Directions for this task. Answer with a single number: how many lines in the listing below include "Market"?

[Items from a figure collection]
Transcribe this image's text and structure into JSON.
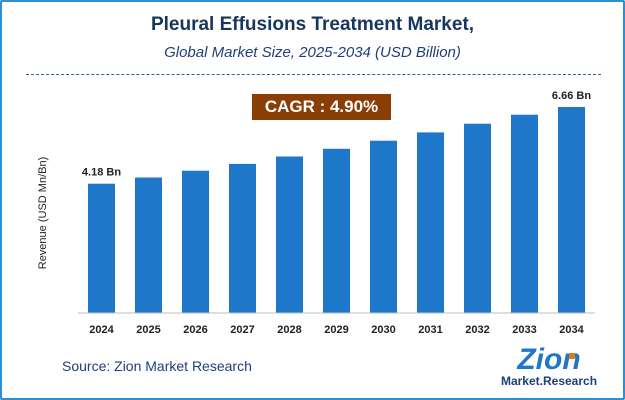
{
  "chart_data": {
    "type": "bar",
    "title": "Pleural Effusions Treatment Market,",
    "subtitle": "Global Market Size, 2025-2034 (USD Billion)",
    "ylabel": "Revenue (USD Mn/Bn)",
    "xlabel": "",
    "categories": [
      "2024",
      "2025",
      "2026",
      "2027",
      "2028",
      "2029",
      "2030",
      "2031",
      "2032",
      "2033",
      "2034"
    ],
    "values": [
      4.18,
      4.38,
      4.6,
      4.82,
      5.06,
      5.31,
      5.57,
      5.84,
      6.12,
      6.41,
      6.66
    ],
    "data_labels": [
      {
        "index": 0,
        "text": "4.18 Bn"
      },
      {
        "index": 10,
        "text": "6.66 Bn"
      }
    ],
    "ylim": [
      0,
      7
    ],
    "grid": false,
    "bar_color": "#1f77c9"
  },
  "annotation": {
    "cagr": "CAGR : 4.90%",
    "color": "#8b3d06"
  },
  "source": "Source: Zion Market Research",
  "logo": {
    "top": "Zion",
    "bottom": "Market.Research"
  }
}
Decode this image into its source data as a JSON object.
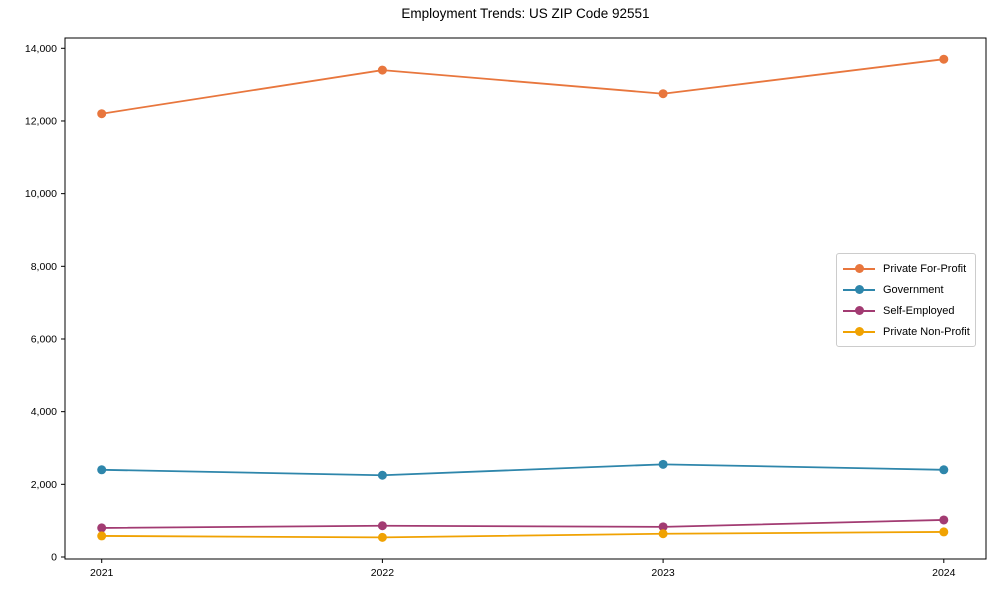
{
  "chart_data": {
    "type": "line",
    "title": "Employment Trends: US ZIP Code 92551",
    "categories": [
      "2021",
      "2022",
      "2023",
      "2024"
    ],
    "series": [
      {
        "name": "Private For-Profit",
        "color": "#e8763d",
        "values": [
          12200,
          13400,
          12750,
          13700
        ]
      },
      {
        "name": "Government",
        "color": "#2e86ab",
        "values": [
          2400,
          2250,
          2550,
          2400
        ]
      },
      {
        "name": "Self-Employed",
        "color": "#a23b72",
        "values": [
          800,
          860,
          830,
          1020
        ]
      },
      {
        "name": "Private Non-Profit",
        "color": "#f0a202",
        "values": [
          580,
          540,
          640,
          690
        ]
      }
    ],
    "xlabel": "",
    "ylabel": "",
    "ylim": [
      0,
      14000
    ],
    "ytick_step": 2000,
    "ytick_labels": [
      "0",
      "2,000",
      "4,000",
      "6,000",
      "8,000",
      "10,000",
      "12,000",
      "14,000"
    ],
    "grid": false,
    "legend_position": "center-right",
    "marker": "circle",
    "axis_color": "#000000",
    "background_color": "#ffffff"
  }
}
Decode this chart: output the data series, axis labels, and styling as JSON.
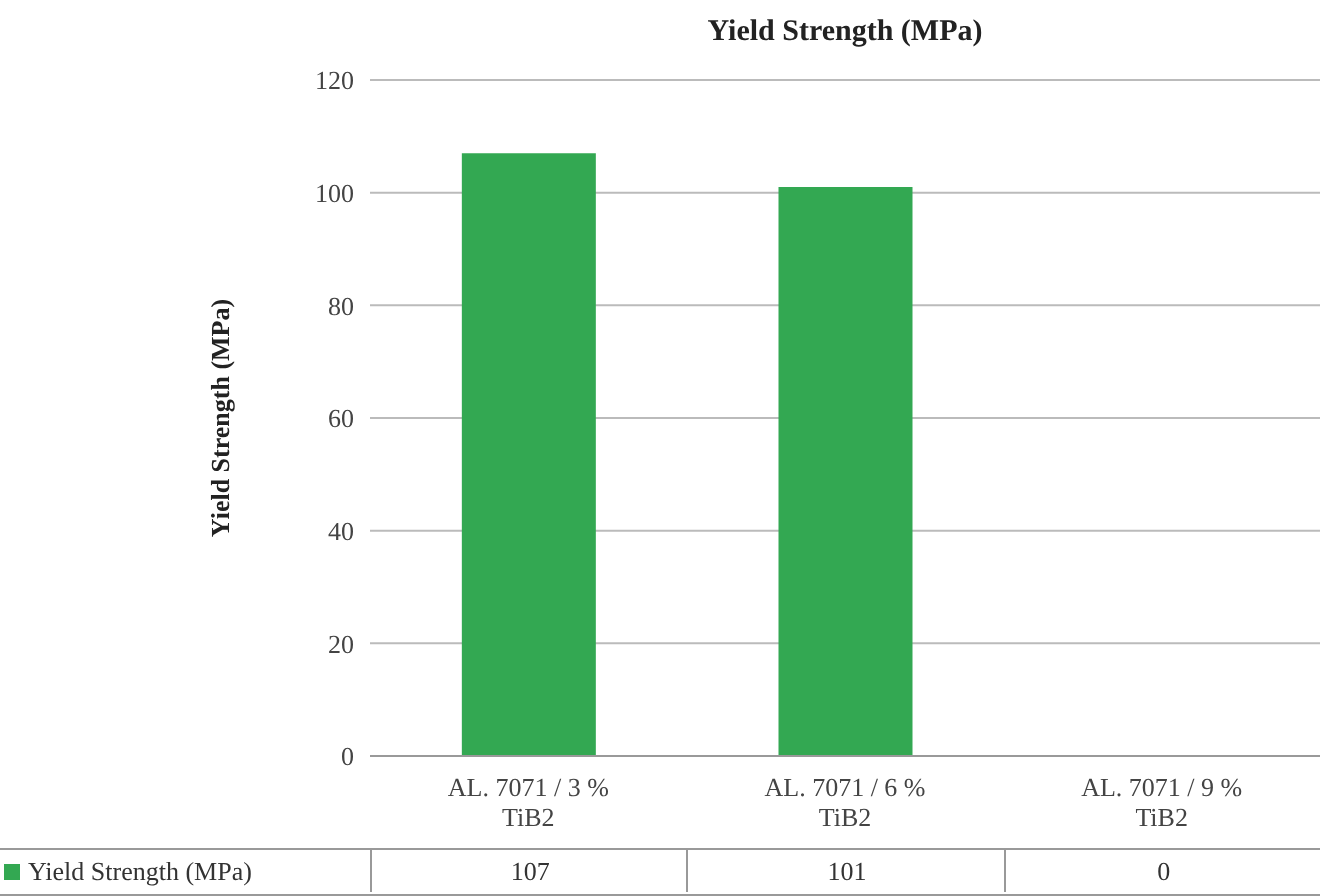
{
  "chart_data": {
    "type": "bar",
    "title": "Yield Strength (MPa)",
    "ylabel": "Yield Strength (MPa)",
    "categories": [
      "AL. 7071 / 3 % TiB2",
      "AL. 7071 / 6 % TiB2",
      "AL. 7071 / 9 % TiB2"
    ],
    "series": [
      {
        "name": "Yield Strength (MPa)",
        "color": "#33a852",
        "values": [
          107,
          101,
          0
        ]
      }
    ],
    "ylim": [
      0,
      120
    ],
    "yticks": [
      0,
      20,
      40,
      60,
      80,
      100,
      120
    ],
    "grid": "y",
    "legend": "bottom",
    "data_labels": true
  }
}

Correct answer. 4